TASK TO COMPLETE:
Give the data again, word for word.

____ PROVIDED RECORDS

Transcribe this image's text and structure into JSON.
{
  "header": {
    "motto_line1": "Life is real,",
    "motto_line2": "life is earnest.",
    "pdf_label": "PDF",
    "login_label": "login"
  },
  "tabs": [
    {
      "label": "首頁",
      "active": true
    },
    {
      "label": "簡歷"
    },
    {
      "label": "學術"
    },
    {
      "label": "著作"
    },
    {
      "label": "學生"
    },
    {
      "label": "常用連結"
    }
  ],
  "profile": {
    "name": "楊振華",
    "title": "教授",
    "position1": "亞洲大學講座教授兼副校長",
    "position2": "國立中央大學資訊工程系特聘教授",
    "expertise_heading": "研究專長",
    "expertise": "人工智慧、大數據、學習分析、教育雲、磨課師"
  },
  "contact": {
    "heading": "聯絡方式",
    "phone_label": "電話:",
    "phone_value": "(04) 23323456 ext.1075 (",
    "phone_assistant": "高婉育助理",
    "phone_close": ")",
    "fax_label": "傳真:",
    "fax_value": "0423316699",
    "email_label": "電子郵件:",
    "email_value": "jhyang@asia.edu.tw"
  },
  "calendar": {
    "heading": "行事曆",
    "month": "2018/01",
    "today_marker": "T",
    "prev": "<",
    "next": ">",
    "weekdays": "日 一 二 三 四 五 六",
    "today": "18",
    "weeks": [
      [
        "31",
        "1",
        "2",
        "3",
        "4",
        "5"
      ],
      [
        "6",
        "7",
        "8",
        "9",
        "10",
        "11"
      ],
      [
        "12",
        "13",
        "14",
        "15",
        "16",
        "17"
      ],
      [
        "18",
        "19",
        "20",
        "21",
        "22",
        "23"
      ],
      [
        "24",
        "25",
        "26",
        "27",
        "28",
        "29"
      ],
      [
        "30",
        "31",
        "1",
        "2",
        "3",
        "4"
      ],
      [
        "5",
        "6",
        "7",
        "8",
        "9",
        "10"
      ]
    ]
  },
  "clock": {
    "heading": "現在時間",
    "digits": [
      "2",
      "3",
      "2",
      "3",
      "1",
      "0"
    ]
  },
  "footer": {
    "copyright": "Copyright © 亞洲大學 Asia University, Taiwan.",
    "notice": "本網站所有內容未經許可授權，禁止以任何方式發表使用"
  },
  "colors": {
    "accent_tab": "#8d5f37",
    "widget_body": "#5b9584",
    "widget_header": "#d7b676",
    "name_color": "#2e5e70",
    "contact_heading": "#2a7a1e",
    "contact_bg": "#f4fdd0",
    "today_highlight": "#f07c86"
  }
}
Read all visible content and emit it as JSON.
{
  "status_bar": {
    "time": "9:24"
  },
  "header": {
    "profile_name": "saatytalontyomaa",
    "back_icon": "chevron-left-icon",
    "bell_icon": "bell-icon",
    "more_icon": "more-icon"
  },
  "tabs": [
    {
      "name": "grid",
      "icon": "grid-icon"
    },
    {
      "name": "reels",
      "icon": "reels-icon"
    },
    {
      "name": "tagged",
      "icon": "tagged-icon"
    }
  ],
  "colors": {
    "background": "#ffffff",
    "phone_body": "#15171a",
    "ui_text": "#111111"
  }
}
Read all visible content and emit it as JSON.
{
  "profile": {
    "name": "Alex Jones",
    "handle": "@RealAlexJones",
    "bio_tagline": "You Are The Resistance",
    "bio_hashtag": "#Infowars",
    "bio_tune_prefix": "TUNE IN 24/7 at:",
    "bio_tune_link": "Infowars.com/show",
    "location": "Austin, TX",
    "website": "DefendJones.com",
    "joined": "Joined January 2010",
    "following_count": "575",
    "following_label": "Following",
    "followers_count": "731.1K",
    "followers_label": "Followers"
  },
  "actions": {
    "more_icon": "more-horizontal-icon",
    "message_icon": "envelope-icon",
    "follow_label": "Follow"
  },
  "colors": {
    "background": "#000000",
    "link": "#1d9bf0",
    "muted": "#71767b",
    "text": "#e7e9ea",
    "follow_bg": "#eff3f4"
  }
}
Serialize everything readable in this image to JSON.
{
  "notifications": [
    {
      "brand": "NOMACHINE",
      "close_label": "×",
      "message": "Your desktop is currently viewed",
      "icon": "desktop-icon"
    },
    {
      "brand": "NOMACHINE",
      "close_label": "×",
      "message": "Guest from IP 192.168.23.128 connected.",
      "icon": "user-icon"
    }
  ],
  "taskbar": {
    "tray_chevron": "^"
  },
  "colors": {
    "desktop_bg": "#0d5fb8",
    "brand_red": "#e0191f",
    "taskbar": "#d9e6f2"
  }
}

________

ANSWER:
Transcribe this image's text and structure into JSON.
{
  "header": {
    "motto_line1": "Life is real,",
    "motto_line2": "life is earnest.",
    "pdf_label": "PDF",
    "login_label": "login"
  },
  "tabs": [
    {
      "label": "首頁",
      "active": true
    },
    {
      "label": "簡歷"
    },
    {
      "label": "學術"
    },
    {
      "label": "著作"
    },
    {
      "label": "學生"
    },
    {
      "label": "常用連結"
    }
  ],
  "profile": {
    "name": "楊振華",
    "title": "教授",
    "position1": "亞洲大學講座教授兼副校長",
    "position2": "國立中央大學資訊工程系特聘教授",
    "expertise_heading": "研究專長",
    "expertise": "人工智慧、大數據、學習分析、教育雲、磨課師"
  },
  "contact": {
    "heading": "聯絡方式",
    "phone_label": "電話:",
    "phone_value": "(04) 23323456 ext.1075 (",
    "phone_assistant": "高婉育助理",
    "phone_close": ")",
    "fax_label": "傳真:",
    "fax_value": "0423316699",
    "email_label": "電子郵件:",
    "email_value": "jhyang@asia.edu.tw"
  },
  "calendar": {
    "heading": "行事曆",
    "month": "2018/01",
    "today_marker": "T",
    "prev": "<",
    "next": ">",
    "weekdays": "日 一 二 三 四 五 六",
    "today": "18",
    "weeks": [
      [
        "31",
        "1",
        "2",
        "3",
        "4",
        "5"
      ],
      [
        "6",
        "7",
        "8",
        "9",
        "10",
        "11"
      ],
      [
        "12",
        "13",
        "14",
        "15",
        "16",
        "17"
      ],
      [
        "18",
        "19",
        "20",
        "21",
        "22",
        "23"
      ],
      [
        "24",
        "25",
        "26",
        "27",
        "28",
        "29"
      ],
      [
        "30",
        "31",
        "1",
        "2",
        "3",
        "4"
      ],
      [
        "5",
        "6",
        "7",
        "8",
        "9",
        "10"
      ]
    ]
  },
  "clock": {
    "heading": "現在時間",
    "digits": [
      "2",
      "3",
      "2",
      "3",
      "1",
      "0"
    ]
  },
  "footer": {
    "copyright": "Copyright © 亞洲大學 Asia University, Taiwan.",
    "notice": "本網站所有內容未經許可授權，禁止以任何方式發表使用"
  },
  "colors": {
    "accent_tab": "#8d5f37",
    "widget_body": "#5b9584",
    "widget_header": "#d7b676",
    "name_color": "#2e5e70",
    "contact_heading": "#2a7a1e",
    "contact_bg": "#f4fdd0",
    "today_highlight": "#f07c86"
  }
}
Read all visible content and emit it as JSON.
{
  "status_bar": {
    "time": "9:24"
  },
  "header": {
    "profile_name": "saatytalontyomaa",
    "back_icon": "chevron-left-icon",
    "bell_icon": "bell-icon",
    "more_icon": "more-icon"
  },
  "tabs": [
    {
      "name": "grid",
      "icon": "grid-icon"
    },
    {
      "name": "reels",
      "icon": "reels-icon"
    },
    {
      "name": "tagged",
      "icon": "tagged-icon"
    }
  ],
  "colors": {
    "background": "#ffffff",
    "phone_body": "#15171a",
    "ui_text": "#111111"
  }
}
Read all visible content and emit it as JSON.
{
  "profile": {
    "name": "Alex Jones",
    "handle": "@RealAlexJones",
    "bio_tagline": "You Are The Resistance",
    "bio_hashtag": "#Infowars",
    "bio_tune_prefix": "TUNE IN 24/7 at:",
    "bio_tune_link": "Infowars.com/show",
    "location": "Austin, TX",
    "website": "DefendJones.com",
    "joined": "Joined January 2010",
    "following_count": "575",
    "following_label": "Following",
    "followers_count": "731.1K",
    "followers_label": "Followers"
  },
  "actions": {
    "more_icon": "more-horizontal-icon",
    "message_icon": "envelope-icon",
    "follow_label": "Follow"
  },
  "colors": {
    "background": "#000000",
    "link": "#1d9bf0",
    "muted": "#71767b",
    "text": "#e7e9ea",
    "follow_bg": "#eff3f4"
  }
}
Serialize everything readable in this image to JSON.
{
  "notifications": [
    {
      "brand": "NOMACHINE",
      "close_label": "×",
      "message": "Your desktop is currently viewed",
      "icon": "desktop-icon"
    },
    {
      "brand": "NOMACHINE",
      "close_label": "×",
      "message": "Guest from IP 192.168.23.128 connected.",
      "icon": "user-icon"
    }
  ],
  "taskbar": {
    "tray_chevron": "^"
  },
  "colors": {
    "desktop_bg": "#0d5fb8",
    "brand_red": "#e0191f",
    "taskbar": "#d9e6f2"
  }
}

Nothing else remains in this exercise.